INSTRUCTIONS TO FOLLOW:
Will you output the entries below exactly, skipping every image they contain?
======== DATASET EXCERPTS
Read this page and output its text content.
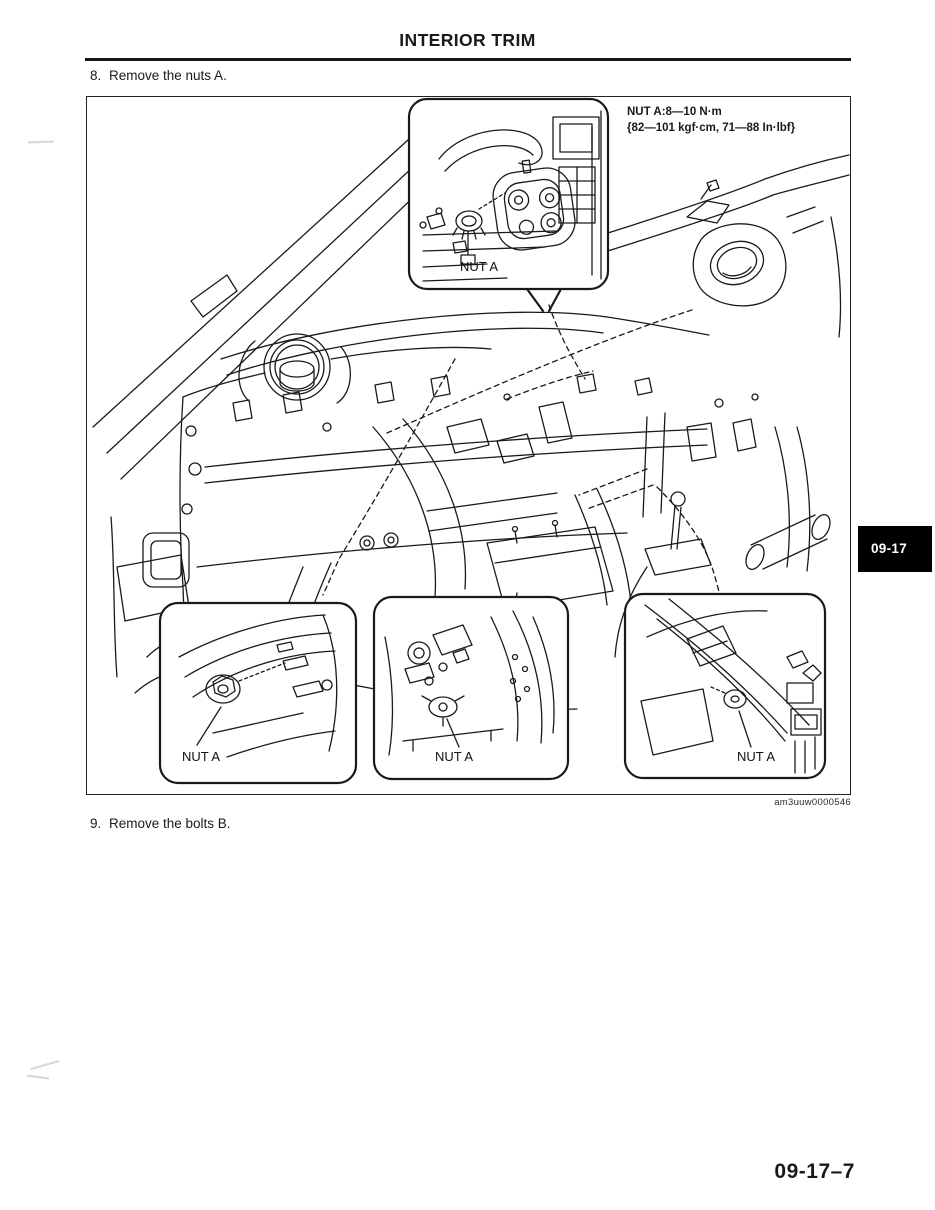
INTERIOR TRIM
8. Remove the nuts A.
NUT A:8—10 N·m
{82—101 kgf·cm, 71—88 In·lbf}
NUT A
NUT A	NUT A	NUT A
am3uuw0000546
9. Remove the bolts B.
09-17
09-17–7
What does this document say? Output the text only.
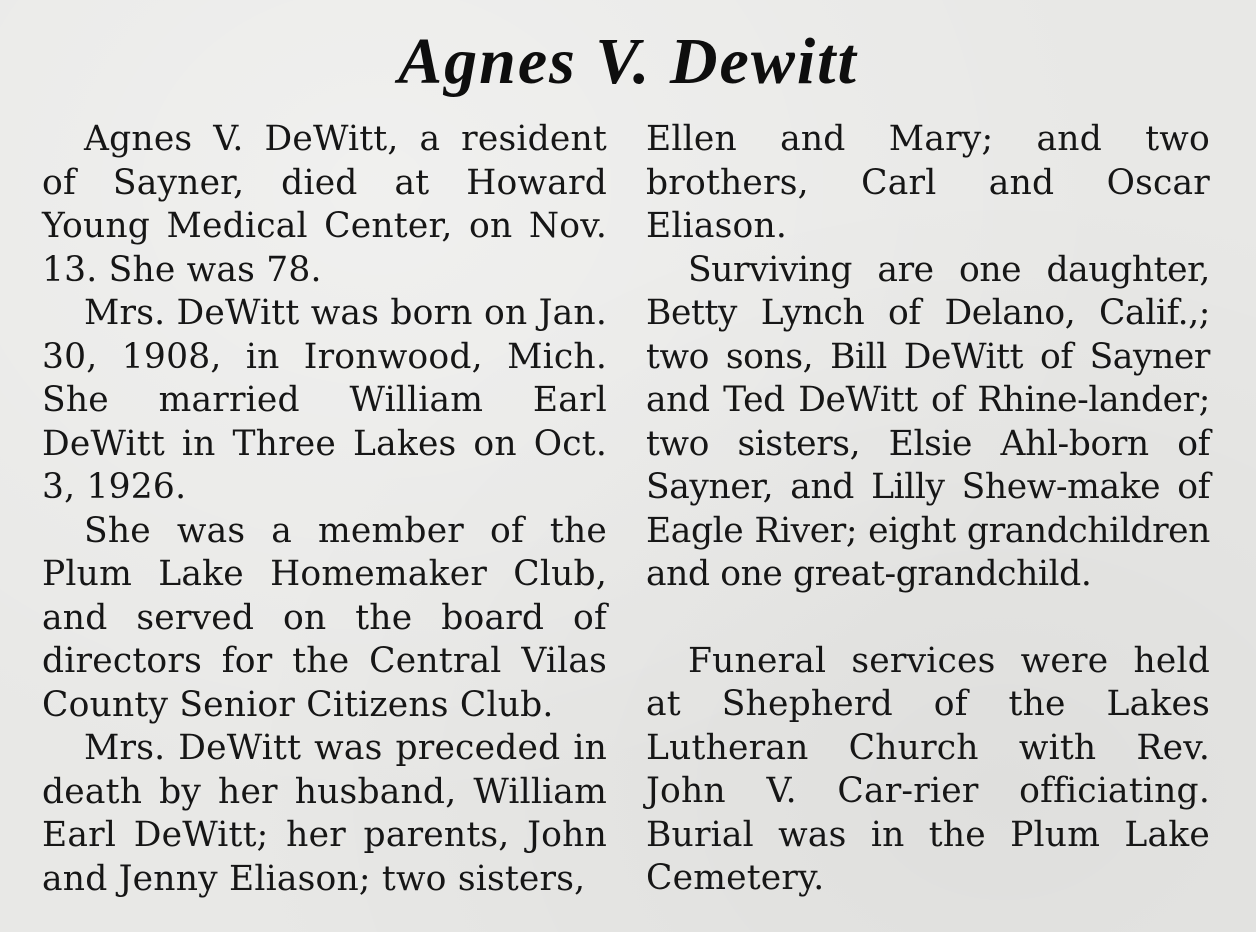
Agnes V. Dewitt

Agnes V. DeWitt, a resident of Sayner, died at Howard Young Medical Center, on Nov. 13. She was 78.

Mrs. DeWitt was born on Jan. 30, 1908, in Ironwood, Mich. She married William Earl DeWitt in Three Lakes on Oct. 3, 1926.

She was a member of the Plum Lake Homemaker Club, and served on the board of directors for the Central Vilas County Senior Citizens Club.

Mrs. DeWitt was preceded in death by her husband, William Earl DeWitt; her parents, John and Jenny Eliason; two sisters,

Ellen and Mary; and two brothers, Carl and Oscar Eliason.

Surviving are one daughter, Betty Lynch of Delano, Calif.,; two sons, Bill DeWitt of Sayner and Ted DeWitt of Rhine-lander; two sisters, Elsie Ahl-born of Sayner, and Lilly Shew-make of Eagle River; eight grandchildren and one great-grandchild.

Funeral services were held at Shepherd of the Lakes Lutheran Church with Rev. John V. Car-rier officiating. Burial was in the Plum Lake Cemetery.
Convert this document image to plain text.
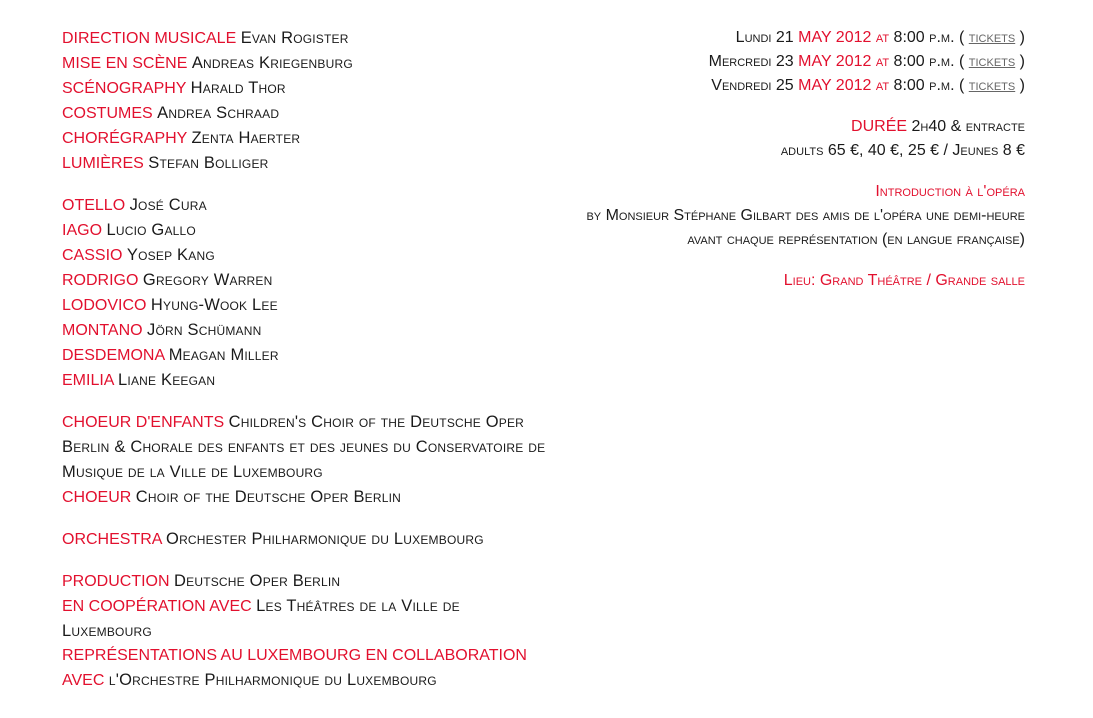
DIRECTION MUSICALE Evan Rogister
MISE EN SCÈNE Andreas Kriegenburg
SCÉNOGRAPHY Harald Thor
COSTUMES Andrea Schraad
CHORÉGRAPHY Zenta Haerter
LUMIÈRES Stefan Bolliger
OTELLO José Cura
IAGO Lucio Gallo
CASSIO Yosep Kang
RODRIGO Gregory Warren
LODOVICO Hyung-Wook Lee
MONTANO Jörn Schümann
DESDEMONA Meagan Miller
EMILIA Liane Keegan
CHOEUR D'ENFANTS Children's Choir of the Deutsche Oper Berlin & Chorale des enfants et des jeunes du Conservatoire de Musique de la Ville de Luxembourg
CHOEUR Choir of the Deutsche Oper Berlin
ORCHESTRA Orchester Philharmonique du Luxembourg
PRODUCTION Deutsche Oper Berlin
EN COOPÉRATION AVEC Les Théâtres de la Ville de Luxembourg
REPRÉSENTATIONS AU LUXEMBOURG EN COLLABORATION AVEC l'Orchestre Philharmonique du Luxembourg
Lundi 21 MAY 2012 at 8:00 p.m. ( tickets )
Mercredi 23 MAY 2012 at 8:00 p.m. ( tickets )
Vendredi 25 MAY 2012 at 8:00 p.m. ( tickets )
DURÉE 2h40 & entracte
adults 65 €, 40 €, 25 € / Jeunes 8 €
Introduction à l'opéra
by Monsieur Stéphane Gilbart des amis de l'opéra une demi-heure avant chaque représentation (en langue française)
Lieu: Grand Théâtre / Grande salle
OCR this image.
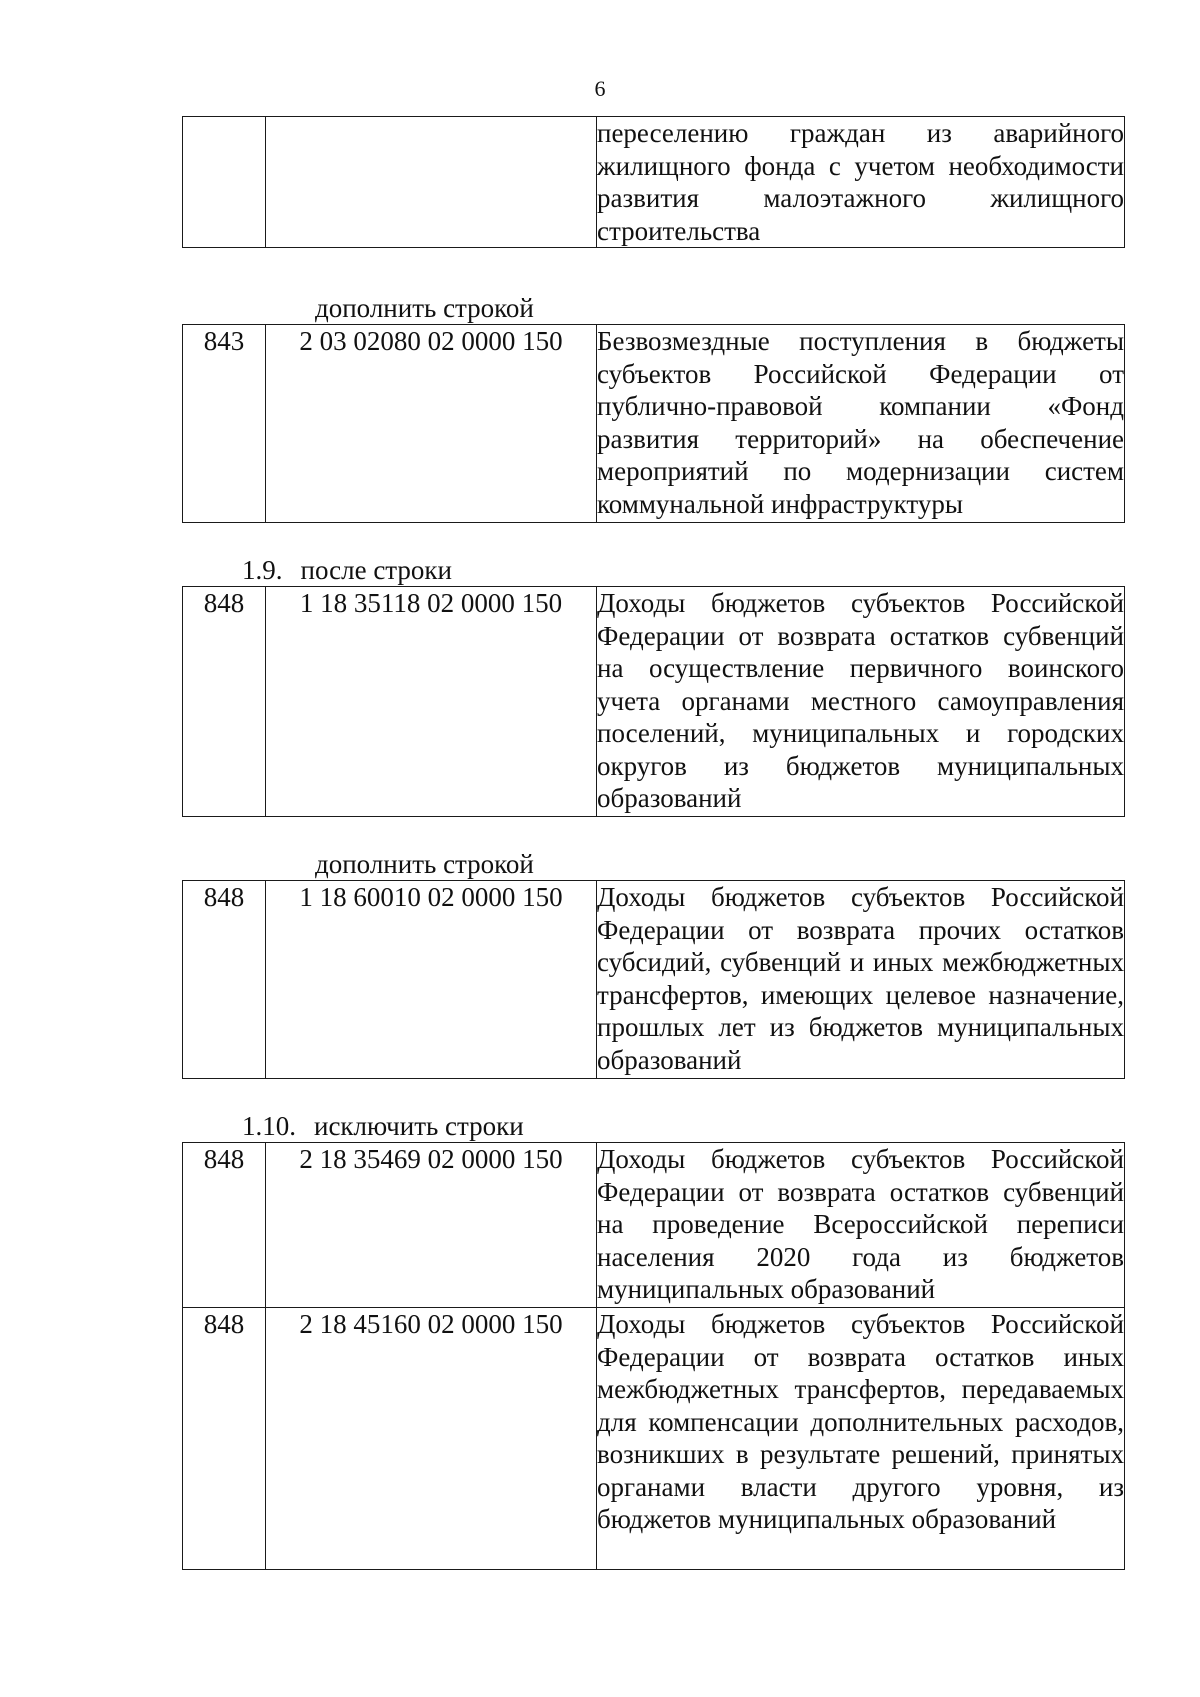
6
		переселению граждан из аварийного жилищного фонда с учетом необходимости развития малоэтажного жилищного строительства
дополнить строкой
843	2 03 02080 02 0000 150	Безвозмездные поступления в бюджеты субъектов Российской Федерации от публично-правовой компании «Фонд развития территорий» на обеспечение мероприятий по модернизации систем коммунальной инфраструктуры
1.9. после строки
848	1 18 35118 02 0000 150	Доходы бюджетов субъектов Российской Федерации от возврата остатков субвенций на осуществление первичного воинского учета органами местного самоуправления поселений, муниципальных и городских округов из бюджетов муниципальных образований
дополнить строкой
848	1 18 60010 02 0000 150	Доходы бюджетов субъектов Российской Федерации от возврата прочих остатков субсидий, субвенций и иных межбюджетных трансфертов, имеющих целевое назначение, прошлых лет из бюджетов муниципальных образований
1.10. исключить строки
848	2 18 35469 02 0000 150	Доходы бюджетов субъектов Российской Федерации от возврата остатков субвенций на проведение Всероссийской переписи населения 2020 года из бюджетов муниципальных образований
848	2 18 45160 02 0000 150	Доходы бюджетов субъектов Российской Федерации от возврата остатков иных межбюджетных трансфертов, передаваемых для компенсации дополнительных расходов, возникших в результате решений, принятых органами власти другого уровня, из бюджетов муниципальных образований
================
SOLUTION TO THIS TASK:
Read this page and output its text content.
INTERIOR TRIM
8. Remove the nuts A.
NUT A:8—10 N·m
{82—101 kgf·cm, 71—88 In·lbf}
NUT A
NUT A	NUT A	NUT A
am3uuw0000546
9. Remove the bolts B.
09-17
09-17–7
What does this document say? Output the text only.
Agnes V. Dewitt

Agnes V. DeWitt, a resident of Sayner, died at Howard Young Medical Center, on Nov. 13. She was 78.

Mrs. DeWitt was born on Jan. 30, 1908, in Ironwood, Mich. She married William Earl DeWitt in Three Lakes on Oct. 3, 1926.

She was a member of the Plum Lake Homemaker Club, and served on the board of directors for the Central Vilas County Senior Citizens Club.

Mrs. DeWitt was preceded in death by her husband, William Earl DeWitt; her parents, John and Jenny Eliason; two sisters,

Ellen and Mary; and two brothers, Carl and Oscar Eliason.

Surviving are one daughter, Betty Lynch of Delano, Calif.,; two sons, Bill DeWitt of Sayner and Ted DeWitt of Rhine-lander; two sisters, Elsie Ahl-born of Sayner, and Lilly Shew-make of Eagle River; eight grandchildren and one great-grandchild.

Funeral services were held at Shepherd of the Lakes Lutheran Church with Rev. John V. Car-rier officiating. Burial was in the Plum Lake Cemetery.
Convert this document image to plain text.
DIRECTION MUSICALE Evan Rogister
MISE EN SCÈNE Andreas Kriegenburg
SCÉNOGRAPHY Harald Thor
COSTUMES Andrea Schraad
CHORÉGRAPHY Zenta Haerter
LUMIÈRES Stefan Bolliger
OTELLO José Cura
IAGO Lucio Gallo
CASSIO Yosep Kang
RODRIGO Gregory Warren
LODOVICO Hyung-Wook Lee
MONTANO Jörn Schümann
DESDEMONA Meagan Miller
EMILIA Liane Keegan
CHOEUR D'ENFANTS Children's Choir of the Deutsche Oper Berlin & Chorale des enfants et des jeunes du Conservatoire de Musique de la Ville de Luxembourg
CHOEUR Choir of the Deutsche Oper Berlin
ORCHESTRA Orchester Philharmonique du Luxembourg
PRODUCTION Deutsche Oper Berlin
EN COOPÉRATION AVEC Les Théâtres de la Ville de Luxembourg
REPRÉSENTATIONS AU LUXEMBOURG EN COLLABORATION AVEC l'Orchestre Philharmonique du Luxembourg
Lundi 21 MAY 2012 at 8:00 p.m. ( tickets )
Mercredi 23 MAY 2012 at 8:00 p.m. ( tickets )
Vendredi 25 MAY 2012 at 8:00 p.m. ( tickets )
DURÉE 2h40 & entracte
adults 65 €, 40 €, 25 € / Jeunes 8 €
Introduction à l'opéra
by Monsieur Stéphane Gilbart des amis de l'opéra une demi-heure avant chaque représentation (en langue française)
Lieu: Grand Théâtre / Grande salle
OCR this image.
6
		переселению граждан из аварийного жилищного фонда с учетом необходимости развития малоэтажного жилищного строительства
дополнить строкой
843	2 03 02080 02 0000 150	Безвозмездные поступления в бюджеты субъектов Российской Федерации от публично-правовой компании «Фонд развития территорий» на обеспечение мероприятий по модернизации систем коммунальной инфраструктуры
1.9. после строки
848	1 18 35118 02 0000 150	Доходы бюджетов субъектов Российской Федерации от возврата остатков субвенций на осуществление первичного воинского учета органами местного самоуправления поселений, муниципальных и городских округов из бюджетов муниципальных образований
дополнить строкой
848	1 18 60010 02 0000 150	Доходы бюджетов субъектов Российской Федерации от возврата прочих остатков субсидий, субвенций и иных межбюджетных трансфертов, имеющих целевое назначение, прошлых лет из бюджетов муниципальных образований
1.10. исключить строки
848	2 18 35469 02 0000 150	Доходы бюджетов субъектов Российской Федерации от возврата остатков субвенций на проведение Всероссийской переписи населения 2020 года из бюджетов муниципальных образований
848	2 18 45160 02 0000 150	Доходы бюджетов субъектов Российской Федерации от возврата остатков иных межбюджетных трансфертов, передаваемых для компенсации дополнительных расходов, возникших в результате решений, принятых органами власти другого уровня, из бюджетов муниципальных образований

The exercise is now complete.